— START —

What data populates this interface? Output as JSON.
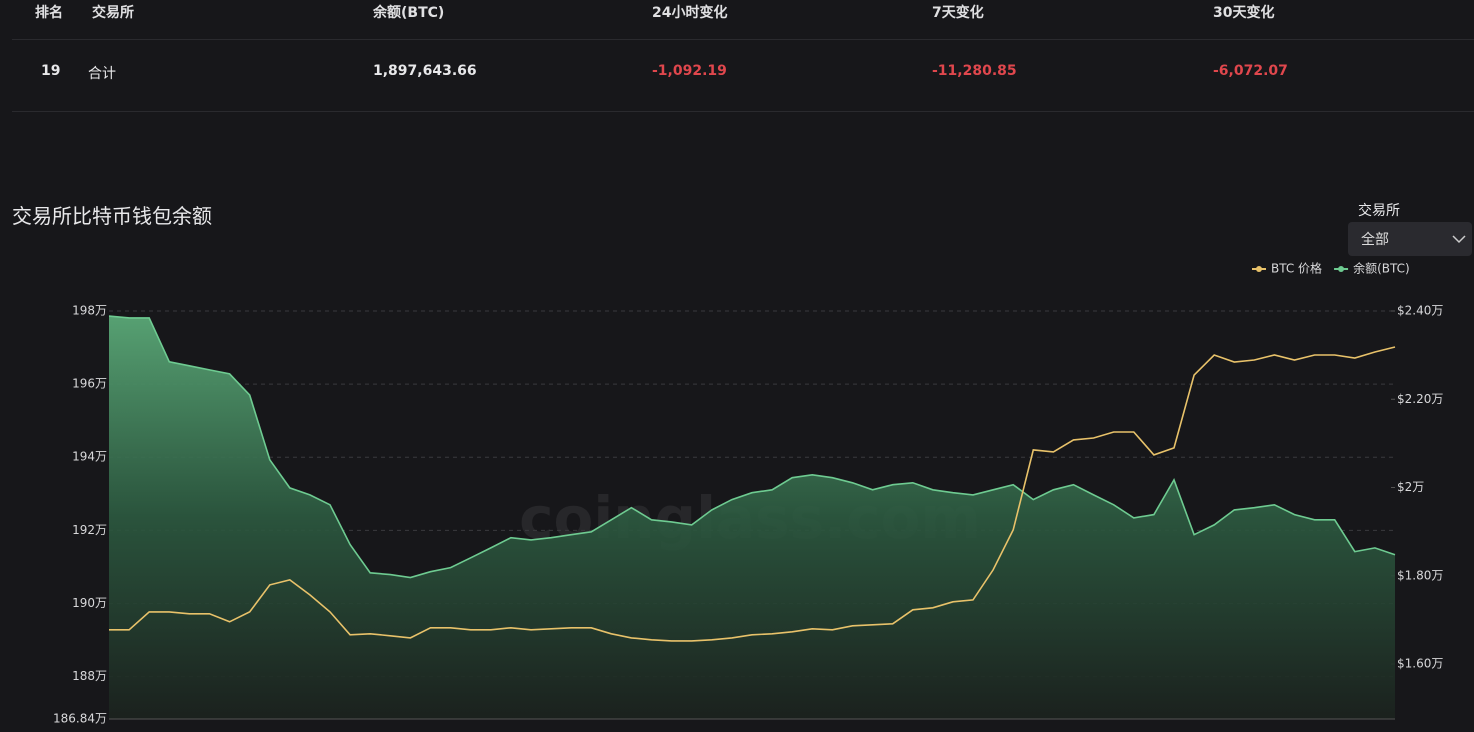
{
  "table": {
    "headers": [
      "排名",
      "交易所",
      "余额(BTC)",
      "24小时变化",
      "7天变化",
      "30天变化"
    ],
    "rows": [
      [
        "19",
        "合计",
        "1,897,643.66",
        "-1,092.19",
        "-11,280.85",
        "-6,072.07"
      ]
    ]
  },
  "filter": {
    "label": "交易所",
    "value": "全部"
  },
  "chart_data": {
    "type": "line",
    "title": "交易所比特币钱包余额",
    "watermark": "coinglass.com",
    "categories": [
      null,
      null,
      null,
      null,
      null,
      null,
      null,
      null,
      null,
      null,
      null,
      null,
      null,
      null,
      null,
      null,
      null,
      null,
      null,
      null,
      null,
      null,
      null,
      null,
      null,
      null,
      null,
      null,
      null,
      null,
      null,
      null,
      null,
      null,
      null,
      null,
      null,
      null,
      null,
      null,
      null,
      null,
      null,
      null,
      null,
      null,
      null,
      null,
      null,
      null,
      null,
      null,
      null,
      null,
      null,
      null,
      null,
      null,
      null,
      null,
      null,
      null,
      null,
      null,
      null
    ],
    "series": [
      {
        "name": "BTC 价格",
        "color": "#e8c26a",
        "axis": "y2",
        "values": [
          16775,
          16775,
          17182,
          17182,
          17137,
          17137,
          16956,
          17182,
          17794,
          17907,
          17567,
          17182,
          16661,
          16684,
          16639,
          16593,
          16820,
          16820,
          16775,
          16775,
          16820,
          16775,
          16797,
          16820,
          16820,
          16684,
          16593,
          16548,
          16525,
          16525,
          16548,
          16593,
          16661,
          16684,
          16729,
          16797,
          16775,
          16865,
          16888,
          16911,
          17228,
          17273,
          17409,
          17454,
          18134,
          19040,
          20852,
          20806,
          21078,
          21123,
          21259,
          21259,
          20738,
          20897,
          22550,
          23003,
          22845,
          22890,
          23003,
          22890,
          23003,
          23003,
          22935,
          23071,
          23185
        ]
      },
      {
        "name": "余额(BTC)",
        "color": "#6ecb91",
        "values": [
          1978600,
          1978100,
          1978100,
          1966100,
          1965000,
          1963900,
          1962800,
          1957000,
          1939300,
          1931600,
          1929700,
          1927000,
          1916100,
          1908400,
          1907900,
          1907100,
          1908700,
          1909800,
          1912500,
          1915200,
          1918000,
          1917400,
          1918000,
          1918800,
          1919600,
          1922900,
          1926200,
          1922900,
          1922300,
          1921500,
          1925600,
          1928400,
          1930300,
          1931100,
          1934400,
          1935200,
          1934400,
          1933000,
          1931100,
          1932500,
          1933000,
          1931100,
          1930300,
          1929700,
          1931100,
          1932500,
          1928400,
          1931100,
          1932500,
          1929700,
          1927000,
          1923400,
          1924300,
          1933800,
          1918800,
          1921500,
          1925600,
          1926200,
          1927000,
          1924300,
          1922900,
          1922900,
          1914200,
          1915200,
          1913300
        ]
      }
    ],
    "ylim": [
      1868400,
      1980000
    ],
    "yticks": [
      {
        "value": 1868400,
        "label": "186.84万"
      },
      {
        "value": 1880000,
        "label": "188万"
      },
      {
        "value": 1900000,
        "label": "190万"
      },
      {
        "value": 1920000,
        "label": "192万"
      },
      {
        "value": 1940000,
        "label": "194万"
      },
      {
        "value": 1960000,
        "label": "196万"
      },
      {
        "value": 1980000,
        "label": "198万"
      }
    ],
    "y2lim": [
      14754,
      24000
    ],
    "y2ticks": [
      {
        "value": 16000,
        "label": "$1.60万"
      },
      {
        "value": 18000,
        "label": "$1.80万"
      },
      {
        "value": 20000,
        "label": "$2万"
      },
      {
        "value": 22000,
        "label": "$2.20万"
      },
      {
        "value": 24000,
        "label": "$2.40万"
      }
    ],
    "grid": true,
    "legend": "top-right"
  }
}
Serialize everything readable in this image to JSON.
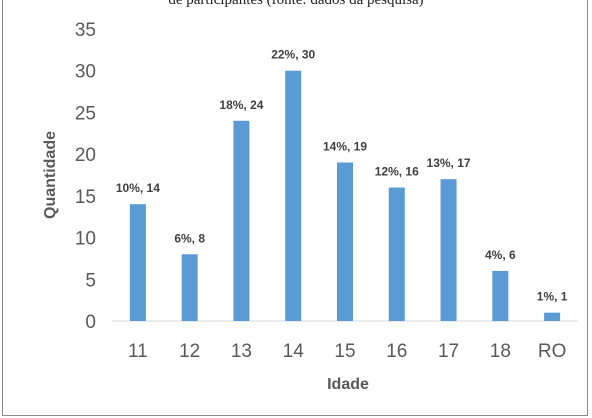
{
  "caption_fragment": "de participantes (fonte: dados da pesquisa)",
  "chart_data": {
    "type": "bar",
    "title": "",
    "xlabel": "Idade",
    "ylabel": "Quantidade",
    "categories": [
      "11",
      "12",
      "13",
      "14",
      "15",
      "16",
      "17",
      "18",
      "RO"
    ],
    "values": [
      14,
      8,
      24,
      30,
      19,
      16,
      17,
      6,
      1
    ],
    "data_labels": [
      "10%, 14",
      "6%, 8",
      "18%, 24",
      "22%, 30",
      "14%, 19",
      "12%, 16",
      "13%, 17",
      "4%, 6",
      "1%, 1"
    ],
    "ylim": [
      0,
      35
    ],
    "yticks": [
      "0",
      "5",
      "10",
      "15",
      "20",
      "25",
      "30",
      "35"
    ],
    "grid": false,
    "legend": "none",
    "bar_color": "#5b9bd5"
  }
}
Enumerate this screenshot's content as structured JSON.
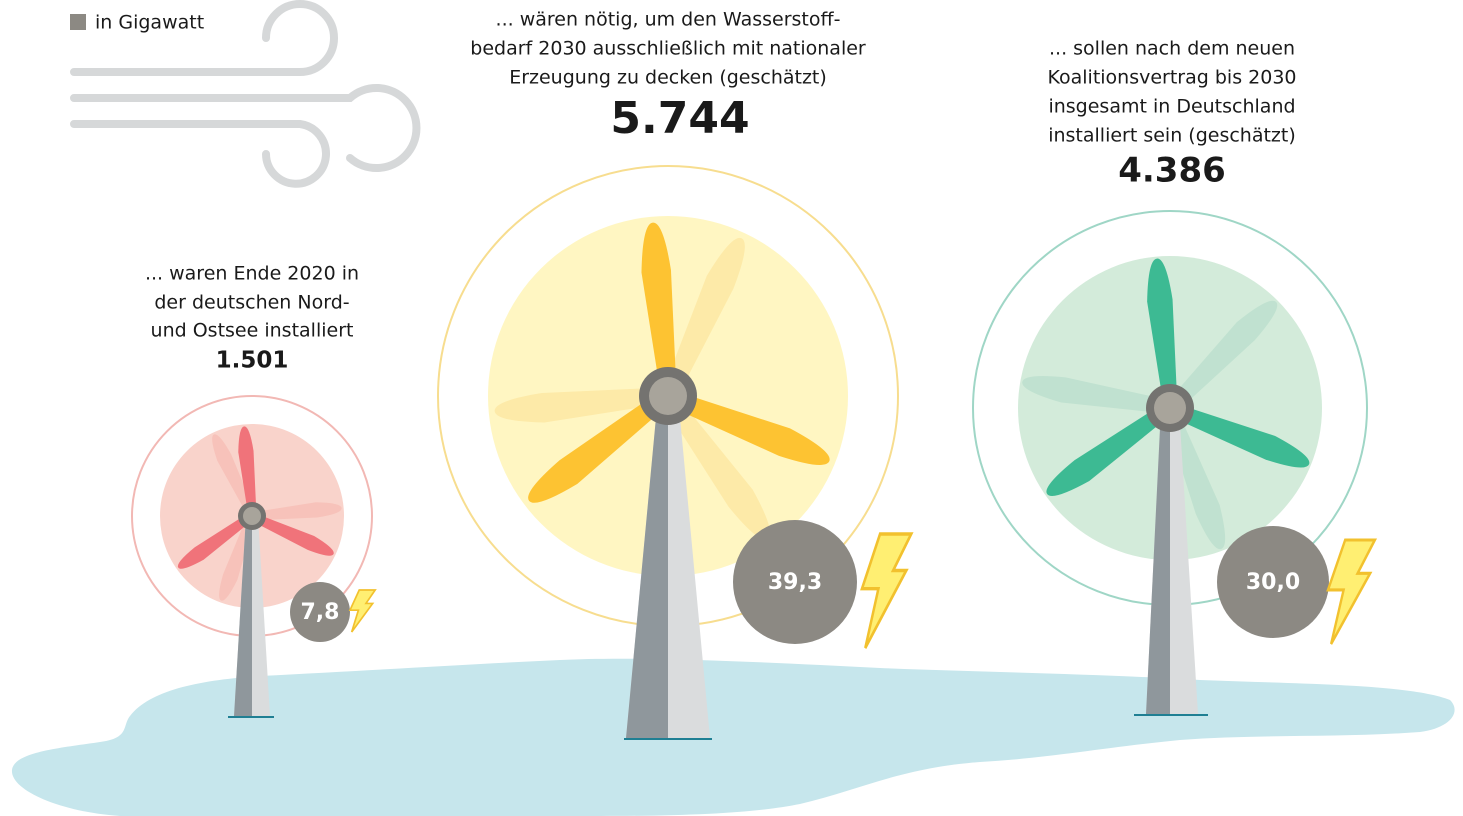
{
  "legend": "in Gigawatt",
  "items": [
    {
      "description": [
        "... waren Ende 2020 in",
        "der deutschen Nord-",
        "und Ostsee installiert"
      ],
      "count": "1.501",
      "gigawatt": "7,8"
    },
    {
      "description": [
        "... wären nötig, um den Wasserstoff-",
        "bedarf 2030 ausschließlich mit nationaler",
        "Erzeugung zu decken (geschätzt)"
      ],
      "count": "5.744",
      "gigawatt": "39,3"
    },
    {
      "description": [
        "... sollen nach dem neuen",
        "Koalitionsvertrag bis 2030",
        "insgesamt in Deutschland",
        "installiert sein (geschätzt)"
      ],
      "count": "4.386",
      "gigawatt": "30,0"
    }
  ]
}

— END —

DIRECTIVE
Exact duplication of all the records is required; pictures are omitted from the copy.

RESULT OF THE TASK
What data populates this interface? Output as JSON.
{
  "table": {
    "headers": [
      "排名",
      "交易所",
      "余额(BTC)",
      "24小时变化",
      "7天变化",
      "30天变化"
    ],
    "rows": [
      [
        "19",
        "合计",
        "1,897,643.66",
        "-1,092.19",
        "-11,280.85",
        "-6,072.07"
      ]
    ]
  },
  "filter": {
    "label": "交易所",
    "value": "全部"
  },
  "chart_data": {
    "type": "line",
    "title": "交易所比特币钱包余额",
    "watermark": "coinglass.com",
    "categories": [
      null,
      null,
      null,
      null,
      null,
      null,
      null,
      null,
      null,
      null,
      null,
      null,
      null,
      null,
      null,
      null,
      null,
      null,
      null,
      null,
      null,
      null,
      null,
      null,
      null,
      null,
      null,
      null,
      null,
      null,
      null,
      null,
      null,
      null,
      null,
      null,
      null,
      null,
      null,
      null,
      null,
      null,
      null,
      null,
      null,
      null,
      null,
      null,
      null,
      null,
      null,
      null,
      null,
      null,
      null,
      null,
      null,
      null,
      null,
      null,
      null,
      null,
      null,
      null,
      null
    ],
    "series": [
      {
        "name": "BTC 价格",
        "color": "#e8c26a",
        "axis": "y2",
        "values": [
          16775,
          16775,
          17182,
          17182,
          17137,
          17137,
          16956,
          17182,
          17794,
          17907,
          17567,
          17182,
          16661,
          16684,
          16639,
          16593,
          16820,
          16820,
          16775,
          16775,
          16820,
          16775,
          16797,
          16820,
          16820,
          16684,
          16593,
          16548,
          16525,
          16525,
          16548,
          16593,
          16661,
          16684,
          16729,
          16797,
          16775,
          16865,
          16888,
          16911,
          17228,
          17273,
          17409,
          17454,
          18134,
          19040,
          20852,
          20806,
          21078,
          21123,
          21259,
          21259,
          20738,
          20897,
          22550,
          23003,
          22845,
          22890,
          23003,
          22890,
          23003,
          23003,
          22935,
          23071,
          23185
        ]
      },
      {
        "name": "余额(BTC)",
        "color": "#6ecb91",
        "values": [
          1978600,
          1978100,
          1978100,
          1966100,
          1965000,
          1963900,
          1962800,
          1957000,
          1939300,
          1931600,
          1929700,
          1927000,
          1916100,
          1908400,
          1907900,
          1907100,
          1908700,
          1909800,
          1912500,
          1915200,
          1918000,
          1917400,
          1918000,
          1918800,
          1919600,
          1922900,
          1926200,
          1922900,
          1922300,
          1921500,
          1925600,
          1928400,
          1930300,
          1931100,
          1934400,
          1935200,
          1934400,
          1933000,
          1931100,
          1932500,
          1933000,
          1931100,
          1930300,
          1929700,
          1931100,
          1932500,
          1928400,
          1931100,
          1932500,
          1929700,
          1927000,
          1923400,
          1924300,
          1933800,
          1918800,
          1921500,
          1925600,
          1926200,
          1927000,
          1924300,
          1922900,
          1922900,
          1914200,
          1915200,
          1913300
        ]
      }
    ],
    "ylim": [
      1868400,
      1980000
    ],
    "yticks": [
      {
        "value": 1868400,
        "label": "186.84万"
      },
      {
        "value": 1880000,
        "label": "188万"
      },
      {
        "value": 1900000,
        "label": "190万"
      },
      {
        "value": 1920000,
        "label": "192万"
      },
      {
        "value": 1940000,
        "label": "194万"
      },
      {
        "value": 1960000,
        "label": "196万"
      },
      {
        "value": 1980000,
        "label": "198万"
      }
    ],
    "y2lim": [
      14754,
      24000
    ],
    "y2ticks": [
      {
        "value": 16000,
        "label": "$1.60万"
      },
      {
        "value": 18000,
        "label": "$1.80万"
      },
      {
        "value": 20000,
        "label": "$2万"
      },
      {
        "value": 22000,
        "label": "$2.20万"
      },
      {
        "value": 24000,
        "label": "$2.40万"
      }
    ],
    "grid": true,
    "legend": "top-right"
  }
}
Serialize everything readable in this image to JSON.
{
  "caption_fragment": "de participantes (fonte: dados da pesquisa)",
  "chart_data": {
    "type": "bar",
    "title": "",
    "xlabel": "Idade",
    "ylabel": "Quantidade",
    "categories": [
      "11",
      "12",
      "13",
      "14",
      "15",
      "16",
      "17",
      "18",
      "RO"
    ],
    "values": [
      14,
      8,
      24,
      30,
      19,
      16,
      17,
      6,
      1
    ],
    "data_labels": [
      "10%, 14",
      "6%, 8",
      "18%, 24",
      "22%, 30",
      "14%, 19",
      "12%, 16",
      "13%, 17",
      "4%, 6",
      "1%, 1"
    ],
    "ylim": [
      0,
      35
    ],
    "yticks": [
      "0",
      "5",
      "10",
      "15",
      "20",
      "25",
      "30",
      "35"
    ],
    "grid": false,
    "legend": "none",
    "bar_color": "#5b9bd5"
  }
}
Enumerate this screenshot's content as structured JSON.
{
  "legend": "in Gigawatt",
  "items": [
    {
      "description": [
        "... waren Ende 2020 in",
        "der deutschen Nord-",
        "und Ostsee installiert"
      ],
      "count": "1.501",
      "gigawatt": "7,8"
    },
    {
      "description": [
        "... wären nötig, um den Wasserstoff-",
        "bedarf 2030 ausschließlich mit nationaler",
        "Erzeugung zu decken (geschätzt)"
      ],
      "count": "5.744",
      "gigawatt": "39,3"
    },
    {
      "description": [
        "... sollen nach dem neuen",
        "Koalitionsvertrag bis 2030",
        "insgesamt in Deutschland",
        "installiert sein (geschätzt)"
      ],
      "count": "4.386",
      "gigawatt": "30,0"
    }
  ]
}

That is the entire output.